Can you output the records below exactly as they are written?

Extracted data entries:
━━━━━━━━

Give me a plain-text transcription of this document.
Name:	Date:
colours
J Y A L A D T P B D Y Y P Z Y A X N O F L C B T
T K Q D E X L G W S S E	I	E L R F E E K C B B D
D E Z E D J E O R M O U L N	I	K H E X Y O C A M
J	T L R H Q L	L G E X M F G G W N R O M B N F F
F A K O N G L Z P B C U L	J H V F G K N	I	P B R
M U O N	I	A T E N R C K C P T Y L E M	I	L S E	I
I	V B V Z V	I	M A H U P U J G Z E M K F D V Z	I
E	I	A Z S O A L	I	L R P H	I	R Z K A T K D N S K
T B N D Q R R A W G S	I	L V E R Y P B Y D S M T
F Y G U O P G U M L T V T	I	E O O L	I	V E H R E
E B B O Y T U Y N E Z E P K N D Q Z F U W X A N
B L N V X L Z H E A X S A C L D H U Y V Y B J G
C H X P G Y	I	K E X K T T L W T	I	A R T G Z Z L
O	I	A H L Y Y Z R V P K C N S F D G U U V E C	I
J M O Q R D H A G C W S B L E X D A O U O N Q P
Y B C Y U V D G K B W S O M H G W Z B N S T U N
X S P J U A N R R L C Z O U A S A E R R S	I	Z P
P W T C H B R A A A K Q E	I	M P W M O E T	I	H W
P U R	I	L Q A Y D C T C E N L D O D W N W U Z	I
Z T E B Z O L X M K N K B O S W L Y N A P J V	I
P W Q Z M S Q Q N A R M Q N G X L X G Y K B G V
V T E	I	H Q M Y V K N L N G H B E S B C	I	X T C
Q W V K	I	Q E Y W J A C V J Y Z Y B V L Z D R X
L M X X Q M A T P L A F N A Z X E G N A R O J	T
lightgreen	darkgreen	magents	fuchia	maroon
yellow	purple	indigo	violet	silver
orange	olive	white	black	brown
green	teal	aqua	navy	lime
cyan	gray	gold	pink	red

━━━━━━━━

OUTPUT FOR THIS EXERCISE:
Give me a plain-text transcription of this document.
Name:	Date:
colours
J Y A L A D T P B D Y Y P Z Y A X N O F L C B T
T K Q D E X L G W S S E	I	E L R F E E K C B B D
D E Z E D J E O R M O U L N	I	K H E X Y O C A M
J	T L R H Q L	L G E X M F G G W N R O M B N F F
F A K O N G L Z P B C U L	J H V F G K N	I	P B R
M U O N	I	A T E N R C K C P T Y L E M	I	L S E	I
I	V B V Z V	I	M A H U P U J G Z E M K F D V Z	I
E	I	A Z S O A L	I	L R P H	I	R Z K A T K D N S K
T B N D Q R R A W G S	I	L V E R Y P B Y D S M T
F Y G U O P G U M L T V T	I	E O O L	I	V E H R E
E B B O Y T U Y N E Z E P K N D Q Z F U W X A N
B L N V X L Z H E A X S A C L D H U Y V Y B J G
C H X P G Y	I	K E X K T T L W T	I	A R T G Z Z L
O	I	A H L Y Y Z R V P K C N S F D G U U V E C	I
J M O Q R D H A G C W S B L E X D A O U O N Q P
Y B C Y U V D G K B W S O M H G W Z B N S T U N
X S P J U A N R R L C Z O U A S A E R R S	I	Z P
P W T C H B R A A A K Q E	I	M P W M O E T	I	H W
P U R	I	L Q A Y D C T C E N L D O D W N W U Z	I
Z T E B Z O L X M K N K B O S W L Y N A P J V	I
P W Q Z M S Q Q N A R M Q N G X L X G Y K B G V
V T E	I	H Q M Y V K N L N G H B E S B C	I	X T C
Q W V K	I	Q E Y W J A C V J Y Z Y B V L Z D R X
L M X X Q M A T P L A F N A Z X E G N A R O J	T
lightgreen	darkgreen	magents	fuchia	maroon
yellow	purple	indigo	violet	silver
orange	olive	white	black	brown
green	teal	aqua	navy	lime
cyan	gray	gold	pink	red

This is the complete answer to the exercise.